> [Instructions to follow]:
Exactly as they appear, output all of the entries.

═══ Excerpted data ═══

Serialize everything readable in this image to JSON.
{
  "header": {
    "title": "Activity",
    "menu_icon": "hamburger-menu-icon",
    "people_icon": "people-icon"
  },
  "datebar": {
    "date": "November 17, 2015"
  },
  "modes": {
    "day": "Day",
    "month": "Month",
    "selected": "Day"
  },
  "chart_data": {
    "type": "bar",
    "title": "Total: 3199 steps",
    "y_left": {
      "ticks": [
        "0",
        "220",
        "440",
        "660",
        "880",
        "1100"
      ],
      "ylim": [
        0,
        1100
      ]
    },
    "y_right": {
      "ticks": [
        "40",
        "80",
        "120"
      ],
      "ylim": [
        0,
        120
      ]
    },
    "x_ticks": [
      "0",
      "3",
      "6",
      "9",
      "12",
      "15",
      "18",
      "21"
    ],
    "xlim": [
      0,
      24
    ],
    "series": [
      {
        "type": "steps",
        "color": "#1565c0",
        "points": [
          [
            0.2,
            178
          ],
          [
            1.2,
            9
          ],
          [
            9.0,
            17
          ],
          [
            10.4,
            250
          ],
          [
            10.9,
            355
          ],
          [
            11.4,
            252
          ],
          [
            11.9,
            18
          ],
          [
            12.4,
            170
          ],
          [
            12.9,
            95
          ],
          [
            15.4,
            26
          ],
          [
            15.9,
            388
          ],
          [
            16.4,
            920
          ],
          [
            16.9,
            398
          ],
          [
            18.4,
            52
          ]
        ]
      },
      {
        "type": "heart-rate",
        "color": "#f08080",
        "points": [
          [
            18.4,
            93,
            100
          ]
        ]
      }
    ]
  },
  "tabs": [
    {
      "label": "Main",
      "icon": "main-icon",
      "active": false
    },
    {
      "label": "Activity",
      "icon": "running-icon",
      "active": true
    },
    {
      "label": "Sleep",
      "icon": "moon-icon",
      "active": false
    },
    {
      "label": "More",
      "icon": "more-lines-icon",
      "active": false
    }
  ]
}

═══

> [Response]:
Serialize everything readable in this image to JSON.
{
  "header": {
    "title": "Activity",
    "menu_icon": "hamburger-menu-icon",
    "people_icon": "people-icon"
  },
  "datebar": {
    "date": "November 17, 2015"
  },
  "modes": {
    "day": "Day",
    "month": "Month",
    "selected": "Day"
  },
  "chart_data": {
    "type": "bar",
    "title": "Total: 3199 steps",
    "y_left": {
      "ticks": [
        "0",
        "220",
        "440",
        "660",
        "880",
        "1100"
      ],
      "ylim": [
        0,
        1100
      ]
    },
    "y_right": {
      "ticks": [
        "40",
        "80",
        "120"
      ],
      "ylim": [
        0,
        120
      ]
    },
    "x_ticks": [
      "0",
      "3",
      "6",
      "9",
      "12",
      "15",
      "18",
      "21"
    ],
    "xlim": [
      0,
      24
    ],
    "series": [
      {
        "type": "steps",
        "color": "#1565c0",
        "points": [
          [
            0.2,
            178
          ],
          [
            1.2,
            9
          ],
          [
            9.0,
            17
          ],
          [
            10.4,
            250
          ],
          [
            10.9,
            355
          ],
          [
            11.4,
            252
          ],
          [
            11.9,
            18
          ],
          [
            12.4,
            170
          ],
          [
            12.9,
            95
          ],
          [
            15.4,
            26
          ],
          [
            15.9,
            388
          ],
          [
            16.4,
            920
          ],
          [
            16.9,
            398
          ],
          [
            18.4,
            52
          ]
        ]
      },
      {
        "type": "heart-rate",
        "color": "#f08080",
        "points": [
          [
            18.4,
            93,
            100
          ]
        ]
      }
    ]
  },
  "tabs": [
    {
      "label": "Main",
      "icon": "main-icon",
      "active": false
    },
    {
      "label": "Activity",
      "icon": "running-icon",
      "active": true
    },
    {
      "label": "Sleep",
      "icon": "moon-icon",
      "active": false
    },
    {
      "label": "More",
      "icon": "more-lines-icon",
      "active": false
    }
  ]
}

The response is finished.